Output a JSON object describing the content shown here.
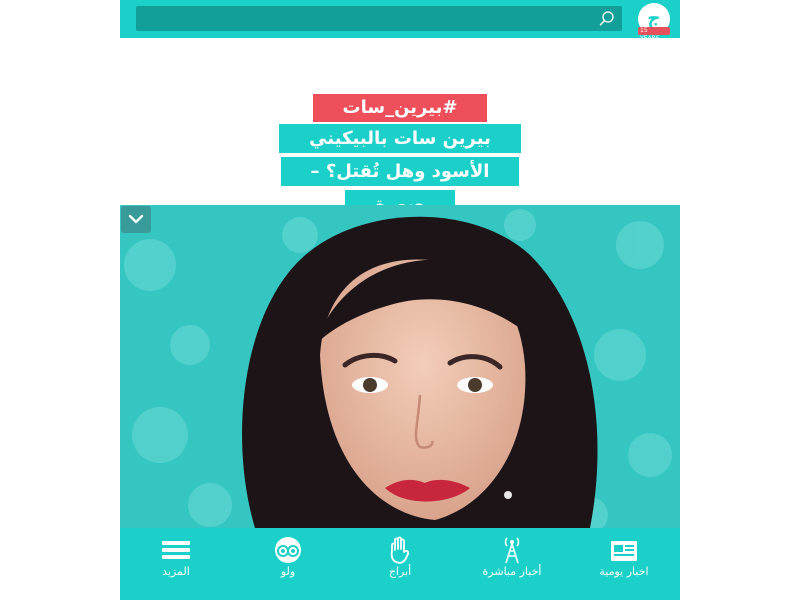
{
  "header": {
    "search_placeholder": "",
    "logo_glyph": "ج",
    "logo_badge": "15 YEARS"
  },
  "article": {
    "hashtag": "#بيرين_سات",
    "title_lines": [
      "بيرين سات بالبيكيني",
      "الأسود وهل تُقتل؟ –",
      "صورة"
    ]
  },
  "nav": {
    "items": [
      {
        "label": "اخبار يومية",
        "icon": "newspaper-icon"
      },
      {
        "label": "أخبار مباشرة",
        "icon": "broadcast-tower-icon"
      },
      {
        "label": "أبراج",
        "icon": "hand-icon"
      },
      {
        "label": "ولو",
        "icon": "owl-eyes-icon"
      },
      {
        "label": "المزيد",
        "icon": "menu-icon"
      }
    ]
  },
  "colors": {
    "brand": "#1bd0c8",
    "brand_dark": "#129f99",
    "accent": "#ef4f5a"
  }
}
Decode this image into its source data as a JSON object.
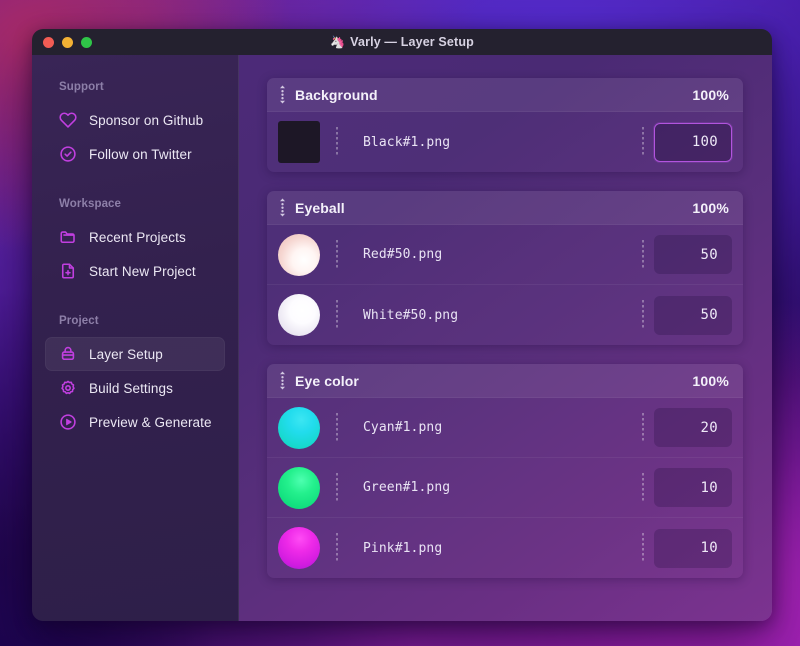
{
  "window": {
    "title": "Varly — Layer Setup",
    "title_emoji": "🦄",
    "traffic_lights": [
      "close",
      "minimize",
      "zoom"
    ]
  },
  "sidebar": {
    "sections": [
      {
        "label": "Support",
        "items": [
          {
            "label": "Sponsor on Github",
            "icon": "heart-icon",
            "active": false
          },
          {
            "label": "Follow on Twitter",
            "icon": "check-circle-icon",
            "active": false
          }
        ]
      },
      {
        "label": "Workspace",
        "items": [
          {
            "label": "Recent Projects",
            "icon": "folder-icon",
            "active": false
          },
          {
            "label": "Start New Project",
            "icon": "file-plus-icon",
            "active": false
          }
        ]
      },
      {
        "label": "Project",
        "items": [
          {
            "label": "Layer Setup",
            "icon": "layers-icon",
            "active": true
          },
          {
            "label": "Build Settings",
            "icon": "gear-icon",
            "active": false
          },
          {
            "label": "Preview & Generate",
            "icon": "play-circle-icon",
            "active": false
          }
        ]
      }
    ]
  },
  "main": {
    "groups": [
      {
        "name": "Background",
        "percent": "100%",
        "layers": [
          {
            "name": "Black#1.png",
            "value": "100",
            "focused": true,
            "thumb": "square-black"
          }
        ]
      },
      {
        "name": "Eyeball",
        "percent": "100%",
        "layers": [
          {
            "name": "Red#50.png",
            "value": "50",
            "focused": false,
            "thumb": "sphere-red"
          },
          {
            "name": "White#50.png",
            "value": "50",
            "focused": false,
            "thumb": "sphere-white"
          }
        ]
      },
      {
        "name": "Eye color",
        "percent": "100%",
        "layers": [
          {
            "name": "Cyan#1.png",
            "value": "20",
            "focused": false,
            "thumb": "sphere-cyan"
          },
          {
            "name": "Green#1.png",
            "value": "10",
            "focused": false,
            "thumb": "sphere-green"
          },
          {
            "name": "Pink#1.png",
            "value": "10",
            "focused": false,
            "thumb": "sphere-pink"
          }
        ]
      }
    ]
  },
  "colors": {
    "accent": "#c13fe0",
    "focus_border": "#b254de",
    "titlebar": "#24212f",
    "sidebar": "#33214e",
    "traffic_red": "#f25c54",
    "traffic_yellow": "#f2b134",
    "traffic_green": "#2fc548",
    "thumb_black": "#1d1726",
    "thumb_cyan": "#22e0e0",
    "thumb_green": "#22e88a",
    "thumb_pink": "#e030e8"
  }
}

--

**Task to carry out:** Give every record again exactly, apart from the pictures, which stay out.

**Result of the task:**
Output a JSON object describing the content shown here.
{
  "header": {
    "search_placeholder": "",
    "logo_glyph": "ج",
    "logo_badge": "15 YEARS"
  },
  "article": {
    "hashtag": "#بيرين_سات",
    "title_lines": [
      "بيرين سات بالبيكيني",
      "الأسود وهل تُقتل؟ –",
      "صورة"
    ]
  },
  "nav": {
    "items": [
      {
        "label": "اخبار يومية",
        "icon": "newspaper-icon"
      },
      {
        "label": "أخبار مباشرة",
        "icon": "broadcast-tower-icon"
      },
      {
        "label": "أبراج",
        "icon": "hand-icon"
      },
      {
        "label": "ولو",
        "icon": "owl-eyes-icon"
      },
      {
        "label": "المزيد",
        "icon": "menu-icon"
      }
    ]
  },
  "colors": {
    "brand": "#1bd0c8",
    "brand_dark": "#129f99",
    "accent": "#ef4f5a"
  }
}
Decode this image into its source data as a JSON object.
{
  "window": {
    "title": "Varly — Layer Setup",
    "title_emoji": "🦄",
    "traffic_lights": [
      "close",
      "minimize",
      "zoom"
    ]
  },
  "sidebar": {
    "sections": [
      {
        "label": "Support",
        "items": [
          {
            "label": "Sponsor on Github",
            "icon": "heart-icon",
            "active": false
          },
          {
            "label": "Follow on Twitter",
            "icon": "check-circle-icon",
            "active": false
          }
        ]
      },
      {
        "label": "Workspace",
        "items": [
          {
            "label": "Recent Projects",
            "icon": "folder-icon",
            "active": false
          },
          {
            "label": "Start New Project",
            "icon": "file-plus-icon",
            "active": false
          }
        ]
      },
      {
        "label": "Project",
        "items": [
          {
            "label": "Layer Setup",
            "icon": "layers-icon",
            "active": true
          },
          {
            "label": "Build Settings",
            "icon": "gear-icon",
            "active": false
          },
          {
            "label": "Preview & Generate",
            "icon": "play-circle-icon",
            "active": false
          }
        ]
      }
    ]
  },
  "main": {
    "groups": [
      {
        "name": "Background",
        "percent": "100%",
        "layers": [
          {
            "name": "Black#1.png",
            "value": "100",
            "focused": true,
            "thumb": "square-black"
          }
        ]
      },
      {
        "name": "Eyeball",
        "percent": "100%",
        "layers": [
          {
            "name": "Red#50.png",
            "value": "50",
            "focused": false,
            "thumb": "sphere-red"
          },
          {
            "name": "White#50.png",
            "value": "50",
            "focused": false,
            "thumb": "sphere-white"
          }
        ]
      },
      {
        "name": "Eye color",
        "percent": "100%",
        "layers": [
          {
            "name": "Cyan#1.png",
            "value": "20",
            "focused": false,
            "thumb": "sphere-cyan"
          },
          {
            "name": "Green#1.png",
            "value": "10",
            "focused": false,
            "thumb": "sphere-green"
          },
          {
            "name": "Pink#1.png",
            "value": "10",
            "focused": false,
            "thumb": "sphere-pink"
          }
        ]
      }
    ]
  },
  "colors": {
    "accent": "#c13fe0",
    "focus_border": "#b254de",
    "titlebar": "#24212f",
    "sidebar": "#33214e",
    "traffic_red": "#f25c54",
    "traffic_yellow": "#f2b134",
    "traffic_green": "#2fc548",
    "thumb_black": "#1d1726",
    "thumb_cyan": "#22e0e0",
    "thumb_green": "#22e88a",
    "thumb_pink": "#e030e8"
  }
}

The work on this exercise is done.